## START

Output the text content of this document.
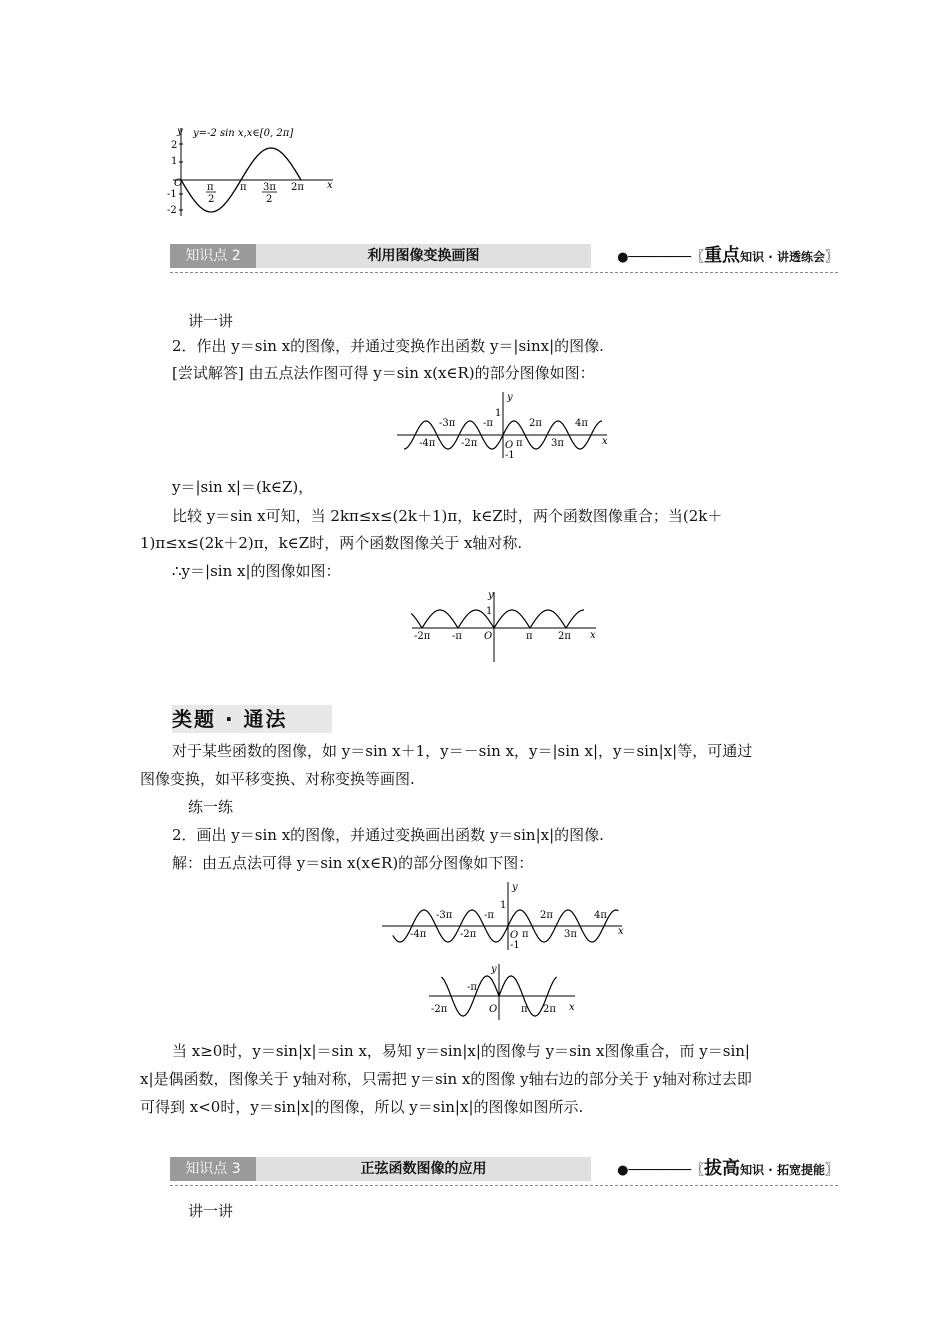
y
x
y=-2 sin x,x∈[0, 2π]
O
2
1
-1
-2
π
2
π 3π
2
2π
知识点 2	利用图像变换画图	●────────〖重点知识 · 讲透练会〗
讲一讲
2．作出 y＝sin x的图像，并通过变换作出函数 y＝|sinx|的图像.
[尝试解答] 由五点法作图可得 y＝sin x(x∈R)的部分图像如图：
y
x
1
O
-1
-4π
-3π
-2π
-π
π
2π
3π
4π
y＝|sin x|＝(k∈Z)，
比较 y＝sin x可知，当 2kπ≤x≤(2k＋1)π，k∈Z时，两个函数图像重合；当(2k＋
1)π≤x≤(2k＋2)π，k∈Z时，两个函数图像关于 x轴对称.
∴y＝|sin x|的图像如图：
y
x
1
O
-2π -π	π	2π
类题 · 通法
对于某些函数的图像，如 y＝sin x＋1，y＝－sin x，y＝|sin x|，y＝sin|x|等，可通过
图像变换，如平移变换、对称变换等画图.
练一练
2．画出 y＝sin x的图像，并通过变换画出函数 y＝sin|x|的图像.
解：由五点法可得 y＝sin x(x∈R)的部分图像如下图：
y
x
1
O
-1
-4π
-3π
-2π
-π
π
2π
3π
4π
y
x
O
-2π
-π
π 2π
当 x≥0时，y＝sin|x|＝sin x，易知 y＝sin|x|的图像与 y＝sin x图像重合，而 y＝sin|
x|是偶函数，图像关于 y轴对称，只需把 y＝sin x的图像 y轴右边的部分关于 y轴对称过去即
可得到 x<0时，y＝sin|x|的图像，所以 y＝sin|x|的图像如图所示.
知识点 3	正弦函数图像的应用	●────────〖拔高知识 · 拓宽提能〗
讲一讲
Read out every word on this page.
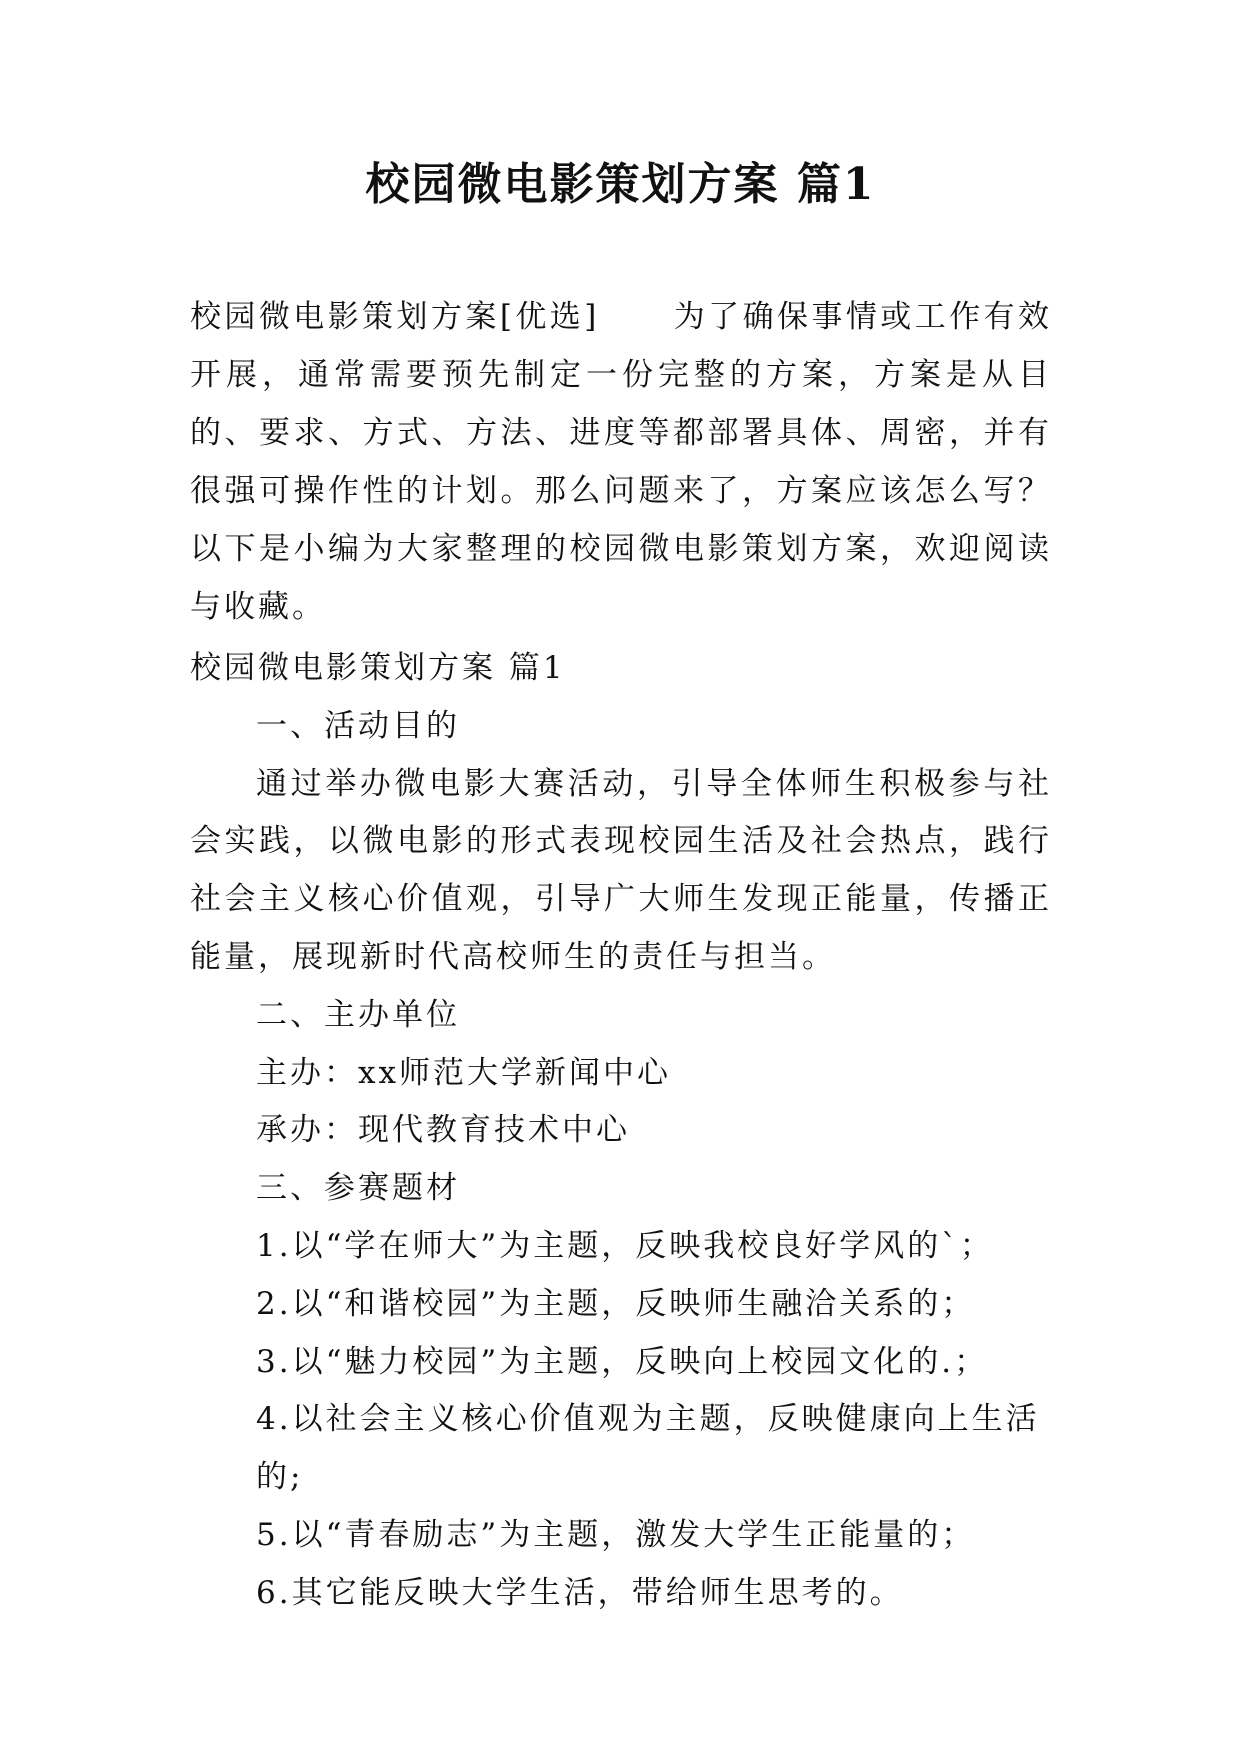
校园微电影策划方案 篇1
校园微电影策划方案[优选] 为了确保事情或工作有效开展，通常需要预先制定一份完整的方案，方案是从目的、要求、方式、方法、进度等都部署具体、周密，并有很强可操作性的计划。那么问题来了，方案应该怎么写？以下是小编为大家整理的校园微电影策划方案，欢迎阅读与收藏。

校园微电影策划方案 篇1

一、活动目的

通过举办微电影大赛活动，引导全体师生积极参与社会实践，以微电影的形式表现校园生活及社会热点，践行社会主义核心价值观，引导广大师生发现正能量，传播正能量，展现新时代高校师生的责任与担当。

二、主办单位

主办：xx师范大学新闻中心

承办：现代教育技术中心

三、参赛题材

1.以“学在师大”为主题，反映我校良好学风的`；

2.以“和谐校园”为主题，反映师生融洽关系的；

3.以“魅力校园”为主题，反映向上校园文化的.；

4.以社会主义核心价值观为主题，反映健康向上生活的;

5.以“青春励志”为主题，激发大学生正能量的；

6.其它能反映大学生活，带给师生思考的。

## END

YOUR GOAL:
Drop the images and quote the entries word for word.

TASK RESPONSE:
Output the text content of this document.
y
x
y=-2 sin x,x∈[0, 2π]
O
2
1
-1
-2
π
2
π 3π
2
2π
知识点 2	利用图像变换画图	●────────〖重点知识 · 讲透练会〗
讲一讲
2．作出 y＝sin x的图像，并通过变换作出函数 y＝|sinx|的图像.
[尝试解答] 由五点法作图可得 y＝sin x(x∈R)的部分图像如图：
y
x
1
O
-1
-4π
-3π
-2π
-π
π
2π
3π
4π
y＝|sin x|＝(k∈Z)，
比较 y＝sin x可知，当 2kπ≤x≤(2k＋1)π，k∈Z时，两个函数图像重合；当(2k＋
1)π≤x≤(2k＋2)π，k∈Z时，两个函数图像关于 x轴对称.
∴y＝|sin x|的图像如图：
y
x
1
O
-2π -π	π	2π
类题 · 通法
对于某些函数的图像，如 y＝sin x＋1，y＝－sin x，y＝|sin x|，y＝sin|x|等，可通过
图像变换，如平移变换、对称变换等画图.
练一练
2．画出 y＝sin x的图像，并通过变换画出函数 y＝sin|x|的图像.
解：由五点法可得 y＝sin x(x∈R)的部分图像如下图：
y
x
1
O
-1
-4π
-3π
-2π
-π
π
2π
3π
4π
y
x
O
-2π
-π
π 2π
当 x≥0时，y＝sin|x|＝sin x，易知 y＝sin|x|的图像与 y＝sin x图像重合，而 y＝sin|
x|是偶函数，图像关于 y轴对称，只需把 y＝sin x的图像 y轴右边的部分关于 y轴对称过去即
可得到 x<0时，y＝sin|x|的图像，所以 y＝sin|x|的图像如图所示.
知识点 3	正弦函数图像的应用	●────────〖拔高知识 · 拓宽提能〗
讲一讲
Read out every word on this page.
校园微电影策划方案 篇1
校园微电影策划方案[优选] 为了确保事情或工作有效开展，通常需要预先制定一份完整的方案，方案是从目的、要求、方式、方法、进度等都部署具体、周密，并有很强可操作性的计划。那么问题来了，方案应该怎么写？以下是小编为大家整理的校园微电影策划方案，欢迎阅读与收藏。

校园微电影策划方案 篇1

一、活动目的

通过举办微电影大赛活动，引导全体师生积极参与社会实践，以微电影的形式表现校园生活及社会热点，践行社会主义核心价值观，引导广大师生发现正能量，传播正能量，展现新时代高校师生的责任与担当。

二、主办单位

主办：xx师范大学新闻中心

承办：现代教育技术中心

三、参赛题材

1.以“学在师大”为主题，反映我校良好学风的`；

2.以“和谐校园”为主题，反映师生融洽关系的；

3.以“魅力校园”为主题，反映向上校园文化的.；

4.以社会主义核心价值观为主题，反映健康向上生活的;

5.以“青春励志”为主题，激发大学生正能量的；

6.其它能反映大学生活，带给师生思考的。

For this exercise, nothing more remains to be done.